#### TEXT BLOCK:
▼▼▼

Colby didn’t respond to phone messages and his lawyer declined to be interviewed. WellPoint officials declined to comment about the former CFO. One director at WellPoint, William G. Mays, said the board wasn’t concerned with Colby’s romantic life, only with his “several breaches” of the code.

“Dave Colby was an outstanding CFO and he chose to resign from WellPoint,” Mays, a director since 1993, said, “and that’s fine given all of his personal problems.”

WellPoint’s “standards of ethical business conduct,” posted on the company’s website, cover 25 pages and include language typical of such documents, mandating that employees “act ethically, honestly and fairly” and saying that they “are expected to exercise good judgment about socially appropriate behavior” when representing the company.

A graduate of Tulane University, Colby became CFO of what was then known as WellPoint Health Networks Inc., based in Thousand Oaks, in 1997. Eight years later he helped orchestrate the $16.4-billion deal that joined WellPoint with Anthem Inc. of Indianapolis.

▲▲▲

#### EXERCISE SET:
**1)** Print the part of the passage about WellPoint's former CFO from "A graduate of" to "Inc. of Indianapolis.".
**2)** Answer these questions using the passage about WellPoint's former CFO:
(a) Since what year has William G. Mays been a director?
(b) How many pages do WellPoint's standards of ethical business conduct cover?
(c) What university did Colby graduate from?
**3)** Go on with the passage about WellPoint's former CFO, picking up right after its final sentence.

#### MATERIAL SUPPLIED:
▼▼▼

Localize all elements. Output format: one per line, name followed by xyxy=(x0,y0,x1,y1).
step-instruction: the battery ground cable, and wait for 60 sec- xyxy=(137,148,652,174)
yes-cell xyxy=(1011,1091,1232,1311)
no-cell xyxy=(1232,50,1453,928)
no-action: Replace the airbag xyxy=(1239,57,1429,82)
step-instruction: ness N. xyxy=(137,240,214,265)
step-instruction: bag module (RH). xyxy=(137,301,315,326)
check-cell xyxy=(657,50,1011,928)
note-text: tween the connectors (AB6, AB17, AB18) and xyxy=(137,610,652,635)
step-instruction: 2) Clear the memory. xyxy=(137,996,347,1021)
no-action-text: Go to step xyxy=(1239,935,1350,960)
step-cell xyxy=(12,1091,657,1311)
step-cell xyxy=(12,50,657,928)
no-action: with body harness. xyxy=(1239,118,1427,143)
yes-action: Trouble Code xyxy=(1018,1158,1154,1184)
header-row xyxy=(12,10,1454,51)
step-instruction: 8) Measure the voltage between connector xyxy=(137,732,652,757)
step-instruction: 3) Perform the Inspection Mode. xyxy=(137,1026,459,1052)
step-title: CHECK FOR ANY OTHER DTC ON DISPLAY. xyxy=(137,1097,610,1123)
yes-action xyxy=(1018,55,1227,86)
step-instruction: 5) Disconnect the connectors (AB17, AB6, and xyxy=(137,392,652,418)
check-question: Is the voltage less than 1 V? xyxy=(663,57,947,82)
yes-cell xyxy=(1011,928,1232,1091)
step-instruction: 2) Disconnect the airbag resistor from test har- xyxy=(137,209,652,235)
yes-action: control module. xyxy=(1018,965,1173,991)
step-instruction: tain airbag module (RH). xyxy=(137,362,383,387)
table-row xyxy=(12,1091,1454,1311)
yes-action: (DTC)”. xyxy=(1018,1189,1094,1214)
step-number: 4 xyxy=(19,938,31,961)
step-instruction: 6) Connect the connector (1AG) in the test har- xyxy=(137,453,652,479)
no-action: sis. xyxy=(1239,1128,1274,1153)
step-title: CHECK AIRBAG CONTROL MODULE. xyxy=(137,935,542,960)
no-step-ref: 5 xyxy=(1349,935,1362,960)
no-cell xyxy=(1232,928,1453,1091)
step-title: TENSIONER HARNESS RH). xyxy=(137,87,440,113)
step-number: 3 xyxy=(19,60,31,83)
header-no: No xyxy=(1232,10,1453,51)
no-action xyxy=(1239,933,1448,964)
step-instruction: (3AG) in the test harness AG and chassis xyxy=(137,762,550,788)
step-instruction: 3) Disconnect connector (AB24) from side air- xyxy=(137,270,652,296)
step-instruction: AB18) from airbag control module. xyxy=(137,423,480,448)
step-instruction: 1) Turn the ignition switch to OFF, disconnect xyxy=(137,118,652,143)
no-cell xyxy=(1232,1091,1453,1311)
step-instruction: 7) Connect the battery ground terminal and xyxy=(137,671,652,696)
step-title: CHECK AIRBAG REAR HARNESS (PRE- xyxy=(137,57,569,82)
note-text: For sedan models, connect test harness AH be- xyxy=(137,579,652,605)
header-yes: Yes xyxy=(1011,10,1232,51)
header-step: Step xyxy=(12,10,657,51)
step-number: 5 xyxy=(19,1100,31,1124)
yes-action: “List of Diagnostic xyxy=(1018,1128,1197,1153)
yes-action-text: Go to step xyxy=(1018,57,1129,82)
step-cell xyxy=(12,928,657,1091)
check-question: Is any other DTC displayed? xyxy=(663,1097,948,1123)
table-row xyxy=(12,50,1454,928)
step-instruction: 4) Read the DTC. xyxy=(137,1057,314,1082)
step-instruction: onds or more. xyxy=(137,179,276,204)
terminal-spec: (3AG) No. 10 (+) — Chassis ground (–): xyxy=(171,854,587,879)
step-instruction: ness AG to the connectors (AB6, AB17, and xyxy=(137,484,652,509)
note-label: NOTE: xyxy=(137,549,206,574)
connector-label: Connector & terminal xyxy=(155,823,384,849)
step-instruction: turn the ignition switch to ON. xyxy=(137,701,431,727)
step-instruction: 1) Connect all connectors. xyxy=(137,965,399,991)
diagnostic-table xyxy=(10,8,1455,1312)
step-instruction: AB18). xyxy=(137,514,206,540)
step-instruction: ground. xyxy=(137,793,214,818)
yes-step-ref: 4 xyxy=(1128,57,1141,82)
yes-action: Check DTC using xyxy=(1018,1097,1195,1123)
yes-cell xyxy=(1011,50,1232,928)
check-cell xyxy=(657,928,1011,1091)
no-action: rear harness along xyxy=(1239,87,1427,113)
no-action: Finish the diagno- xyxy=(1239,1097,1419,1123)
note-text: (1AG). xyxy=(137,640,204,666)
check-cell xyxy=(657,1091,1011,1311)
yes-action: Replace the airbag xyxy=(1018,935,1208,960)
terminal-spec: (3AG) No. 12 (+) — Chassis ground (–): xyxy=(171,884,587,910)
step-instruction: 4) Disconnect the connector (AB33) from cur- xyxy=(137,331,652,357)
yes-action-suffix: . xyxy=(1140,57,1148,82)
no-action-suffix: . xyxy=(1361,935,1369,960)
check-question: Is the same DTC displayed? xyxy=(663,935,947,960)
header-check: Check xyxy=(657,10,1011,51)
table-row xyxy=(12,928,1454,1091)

▲▲▲

#### SET OF ANSWERS:
**1)**
A graduate of Tulane University, Colby became CFO of what was then known as WellPoint Health Networks Inc., based in Thousand Oaks, in 1997. Eight years later he helped orchestrate the $16.4-billion deal that joined WellPoint with Anthem Inc. of Indianapolis.

**2)**
(a) 1993
(b) 25 pages
(c) Tulane University

**3)**
The deal was criticized by consumer advocates and scrutinized by skeptical California regulators because it bestowed more than $200 million in bonuses and other payments to executives, including Colby. But it has been a winner for shareholders -- the stock moved up steadily, reaching an all-time high of $85.07 less than two weeks before Colby was forced out.

He had been the company’s representative on Wall Street and at conferences around the world, winning over analysts and investors and generating buzz in the financial community that he was destined for promotion.

In February, WellPoint announced that Larry Glasscock would step down as CEO, remaining as chairman, and that Angela Braly, the general counsel, would succeed him. That surprised people who had expected Colby or another more senior executive to get the job.

In March, Colby got the stock options and vice chairman title. Two months later, he was out.

Women who spoke to The Times described Colby as attentive and generous. Some said they suspected he might not be monogamous but all said they were shocked when they learned of the scope of his alleged philandering. Some said they were angry and hurt.

“He’s basically a very good person. I just think he’s confused,” said Joyce Goodwin, 53, who works as a dispatcher for the city of Ventura’s public works department and said she dated him in 2003 and 2004.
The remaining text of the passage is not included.